Records from a dataset:
####################

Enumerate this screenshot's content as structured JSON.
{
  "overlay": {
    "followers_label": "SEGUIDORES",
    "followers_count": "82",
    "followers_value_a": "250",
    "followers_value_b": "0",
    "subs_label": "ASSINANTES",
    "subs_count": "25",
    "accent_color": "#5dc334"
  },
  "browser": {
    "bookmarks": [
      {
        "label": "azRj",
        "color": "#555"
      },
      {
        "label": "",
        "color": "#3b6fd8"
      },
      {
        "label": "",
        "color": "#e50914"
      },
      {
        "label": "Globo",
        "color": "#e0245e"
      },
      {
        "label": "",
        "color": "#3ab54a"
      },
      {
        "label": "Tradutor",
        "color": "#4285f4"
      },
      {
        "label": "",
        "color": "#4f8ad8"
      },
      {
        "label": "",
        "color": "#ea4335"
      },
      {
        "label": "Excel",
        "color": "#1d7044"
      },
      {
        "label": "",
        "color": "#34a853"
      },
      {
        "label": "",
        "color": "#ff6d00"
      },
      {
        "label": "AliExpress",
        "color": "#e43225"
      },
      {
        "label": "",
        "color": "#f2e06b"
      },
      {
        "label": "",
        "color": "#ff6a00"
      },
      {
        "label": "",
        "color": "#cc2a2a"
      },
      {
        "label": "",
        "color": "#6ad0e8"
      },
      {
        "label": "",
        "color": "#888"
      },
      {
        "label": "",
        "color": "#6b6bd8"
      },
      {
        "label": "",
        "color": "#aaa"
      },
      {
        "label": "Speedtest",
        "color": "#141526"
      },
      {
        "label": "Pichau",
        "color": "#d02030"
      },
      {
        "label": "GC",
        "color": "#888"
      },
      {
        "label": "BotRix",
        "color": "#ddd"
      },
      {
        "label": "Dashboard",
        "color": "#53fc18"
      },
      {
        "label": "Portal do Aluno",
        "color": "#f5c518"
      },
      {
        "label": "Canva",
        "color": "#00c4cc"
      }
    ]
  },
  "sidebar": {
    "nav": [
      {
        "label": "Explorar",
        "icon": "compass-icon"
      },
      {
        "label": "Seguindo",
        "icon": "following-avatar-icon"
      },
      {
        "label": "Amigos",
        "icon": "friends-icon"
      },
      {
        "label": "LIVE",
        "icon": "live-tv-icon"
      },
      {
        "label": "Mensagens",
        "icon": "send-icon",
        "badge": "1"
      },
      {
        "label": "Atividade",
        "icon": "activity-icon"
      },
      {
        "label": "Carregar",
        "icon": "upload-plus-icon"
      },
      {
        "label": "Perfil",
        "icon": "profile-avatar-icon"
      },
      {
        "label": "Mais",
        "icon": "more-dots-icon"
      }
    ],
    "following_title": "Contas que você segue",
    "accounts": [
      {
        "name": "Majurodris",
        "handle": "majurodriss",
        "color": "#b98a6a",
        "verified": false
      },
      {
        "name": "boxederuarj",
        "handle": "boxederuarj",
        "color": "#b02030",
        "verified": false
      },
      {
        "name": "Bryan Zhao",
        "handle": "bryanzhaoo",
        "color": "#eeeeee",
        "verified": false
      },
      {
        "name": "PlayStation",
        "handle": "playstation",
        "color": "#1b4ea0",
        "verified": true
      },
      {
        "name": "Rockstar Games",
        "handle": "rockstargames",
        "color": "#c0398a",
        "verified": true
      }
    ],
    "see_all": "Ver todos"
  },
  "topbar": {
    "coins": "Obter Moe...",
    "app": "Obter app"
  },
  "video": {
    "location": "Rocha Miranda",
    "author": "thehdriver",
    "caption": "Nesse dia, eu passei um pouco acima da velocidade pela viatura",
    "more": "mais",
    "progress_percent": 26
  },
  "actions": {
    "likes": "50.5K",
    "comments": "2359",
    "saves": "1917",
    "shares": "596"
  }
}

####################

- **WHAT NEEDS TO BE DONE**
Copy all lines from the entries that contain the word "avatar".

- **CORRECT RESPONSE**
        "icon": "following-avatar-icon"
        "icon": "profile-avatar-icon"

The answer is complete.